> _PROBLEM TO SOLVE_: Return all the data, word for word.

> _TASK INPUT_:
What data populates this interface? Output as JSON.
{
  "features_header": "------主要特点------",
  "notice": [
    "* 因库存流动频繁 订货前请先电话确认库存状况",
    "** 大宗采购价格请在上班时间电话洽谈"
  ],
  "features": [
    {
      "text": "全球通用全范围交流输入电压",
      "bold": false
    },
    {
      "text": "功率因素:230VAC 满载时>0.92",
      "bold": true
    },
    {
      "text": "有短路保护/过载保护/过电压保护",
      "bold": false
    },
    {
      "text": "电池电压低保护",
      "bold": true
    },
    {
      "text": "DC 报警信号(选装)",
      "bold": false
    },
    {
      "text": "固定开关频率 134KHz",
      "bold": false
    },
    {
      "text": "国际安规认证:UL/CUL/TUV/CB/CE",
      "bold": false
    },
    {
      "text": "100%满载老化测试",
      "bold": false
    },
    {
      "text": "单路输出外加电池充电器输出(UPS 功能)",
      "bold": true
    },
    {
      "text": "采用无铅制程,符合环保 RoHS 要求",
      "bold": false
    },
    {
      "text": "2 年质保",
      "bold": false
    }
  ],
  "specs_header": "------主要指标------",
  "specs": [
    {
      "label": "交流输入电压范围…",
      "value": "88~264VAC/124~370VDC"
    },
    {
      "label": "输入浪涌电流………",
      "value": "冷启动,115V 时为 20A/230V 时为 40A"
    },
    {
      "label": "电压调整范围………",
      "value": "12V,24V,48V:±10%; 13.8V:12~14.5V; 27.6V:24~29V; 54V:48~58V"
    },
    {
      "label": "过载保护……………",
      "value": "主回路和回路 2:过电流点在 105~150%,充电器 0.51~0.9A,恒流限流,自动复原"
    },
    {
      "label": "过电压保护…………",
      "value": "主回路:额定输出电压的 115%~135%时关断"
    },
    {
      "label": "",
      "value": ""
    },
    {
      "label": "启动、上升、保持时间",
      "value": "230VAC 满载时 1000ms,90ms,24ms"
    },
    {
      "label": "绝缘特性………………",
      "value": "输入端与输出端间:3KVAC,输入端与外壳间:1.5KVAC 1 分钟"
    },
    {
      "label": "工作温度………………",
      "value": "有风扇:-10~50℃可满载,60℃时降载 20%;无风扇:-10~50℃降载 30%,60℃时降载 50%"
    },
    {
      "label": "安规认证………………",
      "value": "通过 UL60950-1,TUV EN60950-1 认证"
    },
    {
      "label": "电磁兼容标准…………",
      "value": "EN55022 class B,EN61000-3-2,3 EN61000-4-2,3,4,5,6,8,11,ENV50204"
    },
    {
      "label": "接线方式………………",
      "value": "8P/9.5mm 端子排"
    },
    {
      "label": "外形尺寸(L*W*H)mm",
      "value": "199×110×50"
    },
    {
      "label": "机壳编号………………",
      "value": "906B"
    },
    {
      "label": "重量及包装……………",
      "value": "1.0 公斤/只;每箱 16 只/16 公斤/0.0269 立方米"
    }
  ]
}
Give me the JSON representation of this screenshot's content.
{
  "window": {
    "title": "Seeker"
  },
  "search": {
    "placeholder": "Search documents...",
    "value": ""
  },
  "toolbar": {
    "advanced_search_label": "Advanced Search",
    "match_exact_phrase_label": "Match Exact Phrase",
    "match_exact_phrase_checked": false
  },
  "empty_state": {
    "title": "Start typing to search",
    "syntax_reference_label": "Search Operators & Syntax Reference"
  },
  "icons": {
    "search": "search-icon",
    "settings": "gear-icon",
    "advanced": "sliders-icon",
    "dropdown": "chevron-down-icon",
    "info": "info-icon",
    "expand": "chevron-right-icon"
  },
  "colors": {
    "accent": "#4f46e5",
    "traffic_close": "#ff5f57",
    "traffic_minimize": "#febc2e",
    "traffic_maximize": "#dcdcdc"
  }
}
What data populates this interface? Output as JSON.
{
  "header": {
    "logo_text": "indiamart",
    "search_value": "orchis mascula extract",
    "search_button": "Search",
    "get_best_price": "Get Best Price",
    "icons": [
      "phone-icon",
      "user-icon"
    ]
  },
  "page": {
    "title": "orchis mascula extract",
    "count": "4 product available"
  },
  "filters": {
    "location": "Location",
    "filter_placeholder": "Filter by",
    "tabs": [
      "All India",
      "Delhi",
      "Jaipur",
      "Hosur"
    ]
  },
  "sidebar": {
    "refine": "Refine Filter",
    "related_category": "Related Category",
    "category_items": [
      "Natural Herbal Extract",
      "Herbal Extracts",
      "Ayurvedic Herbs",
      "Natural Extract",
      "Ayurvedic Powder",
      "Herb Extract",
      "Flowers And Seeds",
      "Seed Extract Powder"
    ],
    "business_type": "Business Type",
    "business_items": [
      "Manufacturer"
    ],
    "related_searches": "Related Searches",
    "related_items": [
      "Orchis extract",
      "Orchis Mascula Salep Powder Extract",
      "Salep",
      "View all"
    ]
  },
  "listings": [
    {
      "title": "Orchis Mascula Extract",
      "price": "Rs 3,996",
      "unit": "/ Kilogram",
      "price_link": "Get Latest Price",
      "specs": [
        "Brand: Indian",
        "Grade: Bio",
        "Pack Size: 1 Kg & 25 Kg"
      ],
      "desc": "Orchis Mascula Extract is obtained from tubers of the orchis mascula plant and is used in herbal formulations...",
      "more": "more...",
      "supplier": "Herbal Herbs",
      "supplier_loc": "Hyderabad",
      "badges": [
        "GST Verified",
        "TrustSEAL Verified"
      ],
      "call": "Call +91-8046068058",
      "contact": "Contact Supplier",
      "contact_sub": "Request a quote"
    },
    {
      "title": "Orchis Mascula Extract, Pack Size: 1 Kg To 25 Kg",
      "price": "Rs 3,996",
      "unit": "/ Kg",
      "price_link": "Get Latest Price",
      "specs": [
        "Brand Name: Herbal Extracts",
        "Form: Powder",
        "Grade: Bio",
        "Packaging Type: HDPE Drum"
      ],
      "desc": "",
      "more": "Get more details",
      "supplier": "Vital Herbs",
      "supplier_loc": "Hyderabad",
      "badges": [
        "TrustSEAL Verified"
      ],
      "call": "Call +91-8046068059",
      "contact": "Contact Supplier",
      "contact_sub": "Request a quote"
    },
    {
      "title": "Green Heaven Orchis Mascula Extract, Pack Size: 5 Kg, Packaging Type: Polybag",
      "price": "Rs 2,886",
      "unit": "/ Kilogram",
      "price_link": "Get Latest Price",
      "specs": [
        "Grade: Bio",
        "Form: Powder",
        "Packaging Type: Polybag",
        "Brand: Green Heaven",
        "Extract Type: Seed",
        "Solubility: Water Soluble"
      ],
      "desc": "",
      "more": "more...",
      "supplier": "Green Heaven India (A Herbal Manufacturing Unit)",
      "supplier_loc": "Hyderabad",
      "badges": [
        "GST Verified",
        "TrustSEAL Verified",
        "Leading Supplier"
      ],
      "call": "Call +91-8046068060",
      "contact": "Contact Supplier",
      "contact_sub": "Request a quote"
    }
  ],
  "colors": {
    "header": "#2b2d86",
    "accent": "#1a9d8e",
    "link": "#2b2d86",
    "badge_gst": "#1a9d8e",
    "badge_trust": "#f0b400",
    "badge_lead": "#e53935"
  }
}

> _RESPONSE TO THIS EXERCISE_:
What data populates this interface? Output as JSON.
{
  "features_header": "------主要特点------",
  "notice": [
    "* 因库存流动频繁 订货前请先电话确认库存状况",
    "** 大宗采购价格请在上班时间电话洽谈"
  ],
  "features": [
    {
      "text": "全球通用全范围交流输入电压",
      "bold": false
    },
    {
      "text": "功率因素:230VAC 满载时>0.92",
      "bold": true
    },
    {
      "text": "有短路保护/过载保护/过电压保护",
      "bold": false
    },
    {
      "text": "电池电压低保护",
      "bold": true
    },
    {
      "text": "DC 报警信号(选装)",
      "bold": false
    },
    {
      "text": "固定开关频率 134KHz",
      "bold": false
    },
    {
      "text": "国际安规认证:UL/CUL/TUV/CB/CE",
      "bold": false
    },
    {
      "text": "100%满载老化测试",
      "bold": false
    },
    {
      "text": "单路输出外加电池充电器输出(UPS 功能)",
      "bold": true
    },
    {
      "text": "采用无铅制程,符合环保 RoHS 要求",
      "bold": false
    },
    {
      "text": "2 年质保",
      "bold": false
    }
  ],
  "specs_header": "------主要指标------",
  "specs": [
    {
      "label": "交流输入电压范围…",
      "value": "88~264VAC/124~370VDC"
    },
    {
      "label": "输入浪涌电流………",
      "value": "冷启动,115V 时为 20A/230V 时为 40A"
    },
    {
      "label": "电压调整范围………",
      "value": "12V,24V,48V:±10%; 13.8V:12~14.5V; 27.6V:24~29V; 54V:48~58V"
    },
    {
      "label": "过载保护……………",
      "value": "主回路和回路 2:过电流点在 105~150%,充电器 0.51~0.9A,恒流限流,自动复原"
    },
    {
      "label": "过电压保护…………",
      "value": "主回路:额定输出电压的 115%~135%时关断"
    },
    {
      "label": "",
      "value": ""
    },
    {
      "label": "启动、上升、保持时间",
      "value": "230VAC 满载时 1000ms,90ms,24ms"
    },
    {
      "label": "绝缘特性………………",
      "value": "输入端与输出端间:3KVAC,输入端与外壳间:1.5KVAC 1 分钟"
    },
    {
      "label": "工作温度………………",
      "value": "有风扇:-10~50℃可满载,60℃时降载 20%;无风扇:-10~50℃降载 30%,60℃时降载 50%"
    },
    {
      "label": "安规认证………………",
      "value": "通过 UL60950-1,TUV EN60950-1 认证"
    },
    {
      "label": "电磁兼容标准…………",
      "value": "EN55022 class B,EN61000-3-2,3 EN61000-4-2,3,4,5,6,8,11,ENV50204"
    },
    {
      "label": "接线方式………………",
      "value": "8P/9.5mm 端子排"
    },
    {
      "label": "外形尺寸(L*W*H)mm",
      "value": "199×110×50"
    },
    {
      "label": "机壳编号………………",
      "value": "906B"
    },
    {
      "label": "重量及包装……………",
      "value": "1.0 公斤/只;每箱 16 只/16 公斤/0.0269 立方米"
    }
  ]
}
Give me the JSON representation of this screenshot's content.
{
  "window": {
    "title": "Seeker"
  },
  "search": {
    "placeholder": "Search documents...",
    "value": ""
  },
  "toolbar": {
    "advanced_search_label": "Advanced Search",
    "match_exact_phrase_label": "Match Exact Phrase",
    "match_exact_phrase_checked": false
  },
  "empty_state": {
    "title": "Start typing to search",
    "syntax_reference_label": "Search Operators & Syntax Reference"
  },
  "icons": {
    "search": "search-icon",
    "settings": "gear-icon",
    "advanced": "sliders-icon",
    "dropdown": "chevron-down-icon",
    "info": "info-icon",
    "expand": "chevron-right-icon"
  },
  "colors": {
    "accent": "#4f46e5",
    "traffic_close": "#ff5f57",
    "traffic_minimize": "#febc2e",
    "traffic_maximize": "#dcdcdc"
  }
}
What data populates this interface? Output as JSON.
{
  "header": {
    "logo_text": "indiamart",
    "search_value": "orchis mascula extract",
    "search_button": "Search",
    "get_best_price": "Get Best Price",
    "icons": [
      "phone-icon",
      "user-icon"
    ]
  },
  "page": {
    "title": "orchis mascula extract",
    "count": "4 product available"
  },
  "filters": {
    "location": "Location",
    "filter_placeholder": "Filter by",
    "tabs": [
      "All India",
      "Delhi",
      "Jaipur",
      "Hosur"
    ]
  },
  "sidebar": {
    "refine": "Refine Filter",
    "related_category": "Related Category",
    "category_items": [
      "Natural Herbal Extract",
      "Herbal Extracts",
      "Ayurvedic Herbs",
      "Natural Extract",
      "Ayurvedic Powder",
      "Herb Extract",
      "Flowers And Seeds",
      "Seed Extract Powder"
    ],
    "business_type": "Business Type",
    "business_items": [
      "Manufacturer"
    ],
    "related_searches": "Related Searches",
    "related_items": [
      "Orchis extract",
      "Orchis Mascula Salep Powder Extract",
      "Salep",
      "View all"
    ]
  },
  "listings": [
    {
      "title": "Orchis Mascula Extract",
      "price": "Rs 3,996",
      "unit": "/ Kilogram",
      "price_link": "Get Latest Price",
      "specs": [
        "Brand: Indian",
        "Grade: Bio",
        "Pack Size: 1 Kg & 25 Kg"
      ],
      "desc": "Orchis Mascula Extract is obtained from tubers of the orchis mascula plant and is used in herbal formulations...",
      "more": "more...",
      "supplier": "Herbal Herbs",
      "supplier_loc": "Hyderabad",
      "badges": [
        "GST Verified",
        "TrustSEAL Verified"
      ],
      "call": "Call +91-8046068058",
      "contact": "Contact Supplier",
      "contact_sub": "Request a quote"
    },
    {
      "title": "Orchis Mascula Extract, Pack Size: 1 Kg To 25 Kg",
      "price": "Rs 3,996",
      "unit": "/ Kg",
      "price_link": "Get Latest Price",
      "specs": [
        "Brand Name: Herbal Extracts",
        "Form: Powder",
        "Grade: Bio",
        "Packaging Type: HDPE Drum"
      ],
      "desc": "",
      "more": "Get more details",
      "supplier": "Vital Herbs",
      "supplier_loc": "Hyderabad",
      "badges": [
        "TrustSEAL Verified"
      ],
      "call": "Call +91-8046068059",
      "contact": "Contact Supplier",
      "contact_sub": "Request a quote"
    },
    {
      "title": "Green Heaven Orchis Mascula Extract, Pack Size: 5 Kg, Packaging Type: Polybag",
      "price": "Rs 2,886",
      "unit": "/ Kilogram",
      "price_link": "Get Latest Price",
      "specs": [
        "Grade: Bio",
        "Form: Powder",
        "Packaging Type: Polybag",
        "Brand: Green Heaven",
        "Extract Type: Seed",
        "Solubility: Water Soluble"
      ],
      "desc": "",
      "more": "more...",
      "supplier": "Green Heaven India (A Herbal Manufacturing Unit)",
      "supplier_loc": "Hyderabad",
      "badges": [
        "GST Verified",
        "TrustSEAL Verified",
        "Leading Supplier"
      ],
      "call": "Call +91-8046068060",
      "contact": "Contact Supplier",
      "contact_sub": "Request a quote"
    }
  ],
  "colors": {
    "header": "#2b2d86",
    "accent": "#1a9d8e",
    "link": "#2b2d86",
    "badge_gst": "#1a9d8e",
    "badge_trust": "#f0b400",
    "badge_lead": "#e53935"
  }
}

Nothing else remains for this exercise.